### What you should do
Exclude all pictures, then copy each of the records exactly as written.

## Start Record set

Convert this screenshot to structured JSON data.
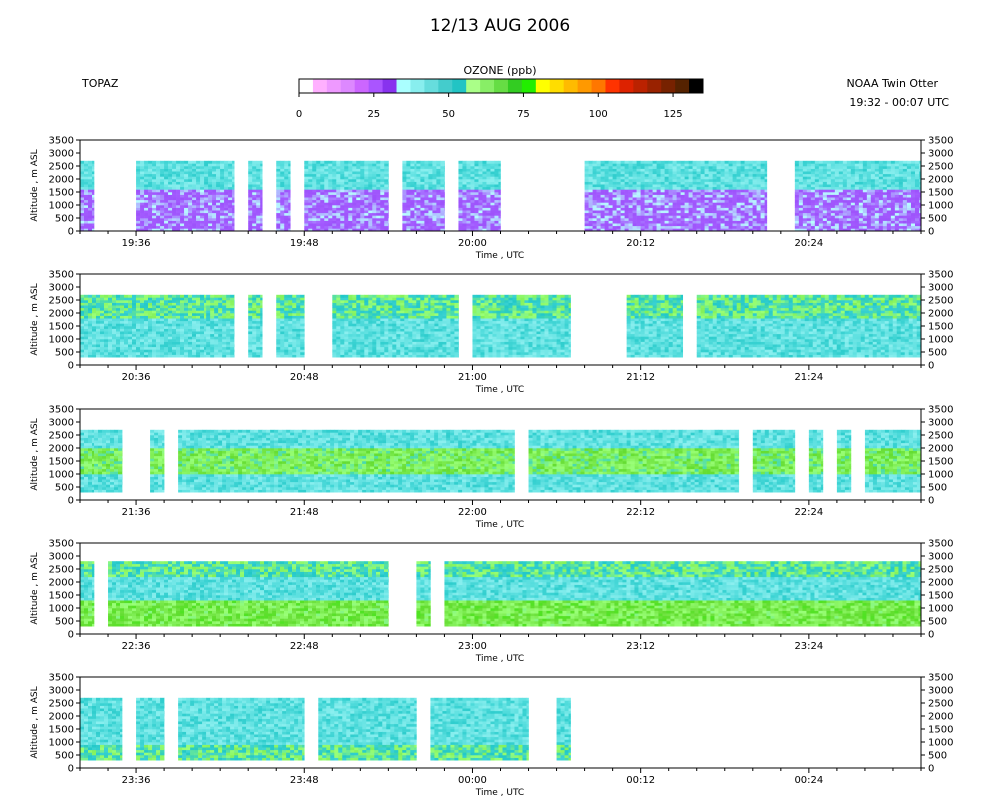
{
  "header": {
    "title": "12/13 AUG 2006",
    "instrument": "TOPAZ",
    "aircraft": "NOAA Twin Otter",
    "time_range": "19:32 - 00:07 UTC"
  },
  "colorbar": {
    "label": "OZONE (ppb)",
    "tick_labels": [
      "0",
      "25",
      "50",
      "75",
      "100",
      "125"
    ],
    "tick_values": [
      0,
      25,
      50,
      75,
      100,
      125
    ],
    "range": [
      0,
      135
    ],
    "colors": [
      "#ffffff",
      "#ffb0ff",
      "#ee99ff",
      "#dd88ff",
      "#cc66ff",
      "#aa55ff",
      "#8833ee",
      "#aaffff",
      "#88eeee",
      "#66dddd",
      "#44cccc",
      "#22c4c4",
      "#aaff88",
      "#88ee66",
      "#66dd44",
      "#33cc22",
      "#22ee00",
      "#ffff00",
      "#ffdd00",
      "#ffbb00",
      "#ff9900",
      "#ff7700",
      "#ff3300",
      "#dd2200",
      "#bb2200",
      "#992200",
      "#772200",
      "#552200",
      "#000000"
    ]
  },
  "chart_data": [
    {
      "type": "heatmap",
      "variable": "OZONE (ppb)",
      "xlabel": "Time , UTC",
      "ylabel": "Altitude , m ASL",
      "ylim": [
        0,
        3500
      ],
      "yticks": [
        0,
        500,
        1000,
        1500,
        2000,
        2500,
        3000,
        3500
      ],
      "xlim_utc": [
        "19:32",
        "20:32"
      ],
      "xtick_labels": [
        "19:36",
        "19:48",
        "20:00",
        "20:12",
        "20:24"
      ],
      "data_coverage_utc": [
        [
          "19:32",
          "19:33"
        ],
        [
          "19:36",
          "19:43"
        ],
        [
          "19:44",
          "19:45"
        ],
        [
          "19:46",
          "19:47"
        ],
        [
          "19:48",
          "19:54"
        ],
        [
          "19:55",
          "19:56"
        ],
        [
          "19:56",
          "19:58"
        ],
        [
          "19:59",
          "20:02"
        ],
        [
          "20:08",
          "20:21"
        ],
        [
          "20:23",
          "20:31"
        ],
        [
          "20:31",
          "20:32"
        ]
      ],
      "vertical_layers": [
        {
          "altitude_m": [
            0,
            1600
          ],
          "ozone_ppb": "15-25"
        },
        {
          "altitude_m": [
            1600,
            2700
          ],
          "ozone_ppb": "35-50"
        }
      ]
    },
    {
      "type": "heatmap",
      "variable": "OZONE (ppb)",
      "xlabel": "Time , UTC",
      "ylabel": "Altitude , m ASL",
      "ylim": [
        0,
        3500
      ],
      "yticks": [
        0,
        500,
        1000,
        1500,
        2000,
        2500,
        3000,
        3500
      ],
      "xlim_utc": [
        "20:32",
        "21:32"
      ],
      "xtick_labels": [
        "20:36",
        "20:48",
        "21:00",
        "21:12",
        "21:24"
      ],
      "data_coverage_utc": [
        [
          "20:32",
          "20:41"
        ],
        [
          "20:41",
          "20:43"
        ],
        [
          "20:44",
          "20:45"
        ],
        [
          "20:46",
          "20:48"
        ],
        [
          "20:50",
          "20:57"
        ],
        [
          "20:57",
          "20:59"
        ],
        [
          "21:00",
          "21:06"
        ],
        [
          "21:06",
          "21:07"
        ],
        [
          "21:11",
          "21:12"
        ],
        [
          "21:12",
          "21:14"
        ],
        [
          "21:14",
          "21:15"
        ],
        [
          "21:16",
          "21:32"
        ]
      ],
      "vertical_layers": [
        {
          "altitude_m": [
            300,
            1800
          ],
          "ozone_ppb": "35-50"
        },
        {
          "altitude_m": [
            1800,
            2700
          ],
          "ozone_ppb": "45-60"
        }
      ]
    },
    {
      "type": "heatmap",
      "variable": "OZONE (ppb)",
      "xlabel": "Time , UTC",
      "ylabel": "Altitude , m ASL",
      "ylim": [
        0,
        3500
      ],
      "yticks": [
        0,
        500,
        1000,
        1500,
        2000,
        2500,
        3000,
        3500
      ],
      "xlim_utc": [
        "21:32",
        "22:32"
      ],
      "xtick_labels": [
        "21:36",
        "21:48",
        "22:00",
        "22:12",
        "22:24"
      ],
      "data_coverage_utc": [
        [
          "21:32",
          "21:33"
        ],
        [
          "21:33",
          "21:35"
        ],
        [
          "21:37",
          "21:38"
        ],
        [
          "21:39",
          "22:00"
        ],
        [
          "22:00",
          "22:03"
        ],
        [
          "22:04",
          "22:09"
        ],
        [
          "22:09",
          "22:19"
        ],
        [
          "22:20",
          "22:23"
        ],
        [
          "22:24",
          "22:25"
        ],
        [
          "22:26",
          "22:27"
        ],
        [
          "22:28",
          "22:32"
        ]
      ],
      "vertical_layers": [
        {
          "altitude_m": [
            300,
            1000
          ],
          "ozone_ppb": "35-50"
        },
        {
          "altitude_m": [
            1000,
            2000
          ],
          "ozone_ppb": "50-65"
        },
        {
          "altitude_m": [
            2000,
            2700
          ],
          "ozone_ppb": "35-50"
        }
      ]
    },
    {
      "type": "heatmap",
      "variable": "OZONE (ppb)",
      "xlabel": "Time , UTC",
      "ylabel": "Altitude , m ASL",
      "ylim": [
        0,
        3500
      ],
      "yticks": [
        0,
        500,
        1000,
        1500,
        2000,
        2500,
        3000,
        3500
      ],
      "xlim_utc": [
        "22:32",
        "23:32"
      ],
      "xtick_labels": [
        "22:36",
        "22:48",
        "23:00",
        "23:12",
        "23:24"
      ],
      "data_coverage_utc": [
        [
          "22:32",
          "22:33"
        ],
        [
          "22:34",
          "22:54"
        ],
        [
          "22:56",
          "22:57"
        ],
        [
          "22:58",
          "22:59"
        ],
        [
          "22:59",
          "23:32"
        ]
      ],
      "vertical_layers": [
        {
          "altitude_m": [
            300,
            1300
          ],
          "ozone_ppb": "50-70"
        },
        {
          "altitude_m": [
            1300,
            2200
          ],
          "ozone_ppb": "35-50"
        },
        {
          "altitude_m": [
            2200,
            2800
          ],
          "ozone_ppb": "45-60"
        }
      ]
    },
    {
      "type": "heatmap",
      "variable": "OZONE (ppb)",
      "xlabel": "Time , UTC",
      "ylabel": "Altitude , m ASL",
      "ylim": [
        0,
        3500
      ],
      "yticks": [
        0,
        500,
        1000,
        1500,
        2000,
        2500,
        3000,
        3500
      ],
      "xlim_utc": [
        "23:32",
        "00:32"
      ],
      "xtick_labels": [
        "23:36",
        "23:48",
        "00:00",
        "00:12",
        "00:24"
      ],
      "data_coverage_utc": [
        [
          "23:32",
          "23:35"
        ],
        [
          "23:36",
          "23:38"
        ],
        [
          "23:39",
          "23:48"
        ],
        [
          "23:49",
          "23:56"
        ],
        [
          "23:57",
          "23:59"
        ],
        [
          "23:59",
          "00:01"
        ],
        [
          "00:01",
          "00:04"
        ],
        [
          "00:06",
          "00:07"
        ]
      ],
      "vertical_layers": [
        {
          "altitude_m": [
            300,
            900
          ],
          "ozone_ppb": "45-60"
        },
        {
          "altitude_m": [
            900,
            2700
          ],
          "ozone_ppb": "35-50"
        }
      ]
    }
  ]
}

## End Record set

### Result for this task
Convert this screenshot to structured JSON data.
{
  "header": {
    "title": "12/13 AUG 2006",
    "instrument": "TOPAZ",
    "aircraft": "NOAA Twin Otter",
    "time_range": "19:32 - 00:07 UTC"
  },
  "colorbar": {
    "label": "OZONE (ppb)",
    "tick_labels": [
      "0",
      "25",
      "50",
      "75",
      "100",
      "125"
    ],
    "tick_values": [
      0,
      25,
      50,
      75,
      100,
      125
    ],
    "range": [
      0,
      135
    ],
    "colors": [
      "#ffffff",
      "#ffb0ff",
      "#ee99ff",
      "#dd88ff",
      "#cc66ff",
      "#aa55ff",
      "#8833ee",
      "#aaffff",
      "#88eeee",
      "#66dddd",
      "#44cccc",
      "#22c4c4",
      "#aaff88",
      "#88ee66",
      "#66dd44",
      "#33cc22",
      "#22ee00",
      "#ffff00",
      "#ffdd00",
      "#ffbb00",
      "#ff9900",
      "#ff7700",
      "#ff3300",
      "#dd2200",
      "#bb2200",
      "#992200",
      "#772200",
      "#552200",
      "#000000"
    ]
  },
  "chart_data": [
    {
      "type": "heatmap",
      "variable": "OZONE (ppb)",
      "xlabel": "Time , UTC",
      "ylabel": "Altitude , m ASL",
      "ylim": [
        0,
        3500
      ],
      "yticks": [
        0,
        500,
        1000,
        1500,
        2000,
        2500,
        3000,
        3500
      ],
      "xlim_utc": [
        "19:32",
        "20:32"
      ],
      "xtick_labels": [
        "19:36",
        "19:48",
        "20:00",
        "20:12",
        "20:24"
      ],
      "data_coverage_utc": [
        [
          "19:32",
          "19:33"
        ],
        [
          "19:36",
          "19:43"
        ],
        [
          "19:44",
          "19:45"
        ],
        [
          "19:46",
          "19:47"
        ],
        [
          "19:48",
          "19:54"
        ],
        [
          "19:55",
          "19:56"
        ],
        [
          "19:56",
          "19:58"
        ],
        [
          "19:59",
          "20:02"
        ],
        [
          "20:08",
          "20:21"
        ],
        [
          "20:23",
          "20:31"
        ],
        [
          "20:31",
          "20:32"
        ]
      ],
      "vertical_layers": [
        {
          "altitude_m": [
            0,
            1600
          ],
          "ozone_ppb": "15-25"
        },
        {
          "altitude_m": [
            1600,
            2700
          ],
          "ozone_ppb": "35-50"
        }
      ]
    },
    {
      "type": "heatmap",
      "variable": "OZONE (ppb)",
      "xlabel": "Time , UTC",
      "ylabel": "Altitude , m ASL",
      "ylim": [
        0,
        3500
      ],
      "yticks": [
        0,
        500,
        1000,
        1500,
        2000,
        2500,
        3000,
        3500
      ],
      "xlim_utc": [
        "20:32",
        "21:32"
      ],
      "xtick_labels": [
        "20:36",
        "20:48",
        "21:00",
        "21:12",
        "21:24"
      ],
      "data_coverage_utc": [
        [
          "20:32",
          "20:41"
        ],
        [
          "20:41",
          "20:43"
        ],
        [
          "20:44",
          "20:45"
        ],
        [
          "20:46",
          "20:48"
        ],
        [
          "20:50",
          "20:57"
        ],
        [
          "20:57",
          "20:59"
        ],
        [
          "21:00",
          "21:06"
        ],
        [
          "21:06",
          "21:07"
        ],
        [
          "21:11",
          "21:12"
        ],
        [
          "21:12",
          "21:14"
        ],
        [
          "21:14",
          "21:15"
        ],
        [
          "21:16",
          "21:32"
        ]
      ],
      "vertical_layers": [
        {
          "altitude_m": [
            300,
            1800
          ],
          "ozone_ppb": "35-50"
        },
        {
          "altitude_m": [
            1800,
            2700
          ],
          "ozone_ppb": "45-60"
        }
      ]
    },
    {
      "type": "heatmap",
      "variable": "OZONE (ppb)",
      "xlabel": "Time , UTC",
      "ylabel": "Altitude , m ASL",
      "ylim": [
        0,
        3500
      ],
      "yticks": [
        0,
        500,
        1000,
        1500,
        2000,
        2500,
        3000,
        3500
      ],
      "xlim_utc": [
        "21:32",
        "22:32"
      ],
      "xtick_labels": [
        "21:36",
        "21:48",
        "22:00",
        "22:12",
        "22:24"
      ],
      "data_coverage_utc": [
        [
          "21:32",
          "21:33"
        ],
        [
          "21:33",
          "21:35"
        ],
        [
          "21:37",
          "21:38"
        ],
        [
          "21:39",
          "22:00"
        ],
        [
          "22:00",
          "22:03"
        ],
        [
          "22:04",
          "22:09"
        ],
        [
          "22:09",
          "22:19"
        ],
        [
          "22:20",
          "22:23"
        ],
        [
          "22:24",
          "22:25"
        ],
        [
          "22:26",
          "22:27"
        ],
        [
          "22:28",
          "22:32"
        ]
      ],
      "vertical_layers": [
        {
          "altitude_m": [
            300,
            1000
          ],
          "ozone_ppb": "35-50"
        },
        {
          "altitude_m": [
            1000,
            2000
          ],
          "ozone_ppb": "50-65"
        },
        {
          "altitude_m": [
            2000,
            2700
          ],
          "ozone_ppb": "35-50"
        }
      ]
    },
    {
      "type": "heatmap",
      "variable": "OZONE (ppb)",
      "xlabel": "Time , UTC",
      "ylabel": "Altitude , m ASL",
      "ylim": [
        0,
        3500
      ],
      "yticks": [
        0,
        500,
        1000,
        1500,
        2000,
        2500,
        3000,
        3500
      ],
      "xlim_utc": [
        "22:32",
        "23:32"
      ],
      "xtick_labels": [
        "22:36",
        "22:48",
        "23:00",
        "23:12",
        "23:24"
      ],
      "data_coverage_utc": [
        [
          "22:32",
          "22:33"
        ],
        [
          "22:34",
          "22:54"
        ],
        [
          "22:56",
          "22:57"
        ],
        [
          "22:58",
          "22:59"
        ],
        [
          "22:59",
          "23:32"
        ]
      ],
      "vertical_layers": [
        {
          "altitude_m": [
            300,
            1300
          ],
          "ozone_ppb": "50-70"
        },
        {
          "altitude_m": [
            1300,
            2200
          ],
          "ozone_ppb": "35-50"
        },
        {
          "altitude_m": [
            2200,
            2800
          ],
          "ozone_ppb": "45-60"
        }
      ]
    },
    {
      "type": "heatmap",
      "variable": "OZONE (ppb)",
      "xlabel": "Time , UTC",
      "ylabel": "Altitude , m ASL",
      "ylim": [
        0,
        3500
      ],
      "yticks": [
        0,
        500,
        1000,
        1500,
        2000,
        2500,
        3000,
        3500
      ],
      "xlim_utc": [
        "23:32",
        "00:32"
      ],
      "xtick_labels": [
        "23:36",
        "23:48",
        "00:00",
        "00:12",
        "00:24"
      ],
      "data_coverage_utc": [
        [
          "23:32",
          "23:35"
        ],
        [
          "23:36",
          "23:38"
        ],
        [
          "23:39",
          "23:48"
        ],
        [
          "23:49",
          "23:56"
        ],
        [
          "23:57",
          "23:59"
        ],
        [
          "23:59",
          "00:01"
        ],
        [
          "00:01",
          "00:04"
        ],
        [
          "00:06",
          "00:07"
        ]
      ],
      "vertical_layers": [
        {
          "altitude_m": [
            300,
            900
          ],
          "ozone_ppb": "45-60"
        },
        {
          "altitude_m": [
            900,
            2700
          ],
          "ozone_ppb": "35-50"
        }
      ]
    }
  ]
}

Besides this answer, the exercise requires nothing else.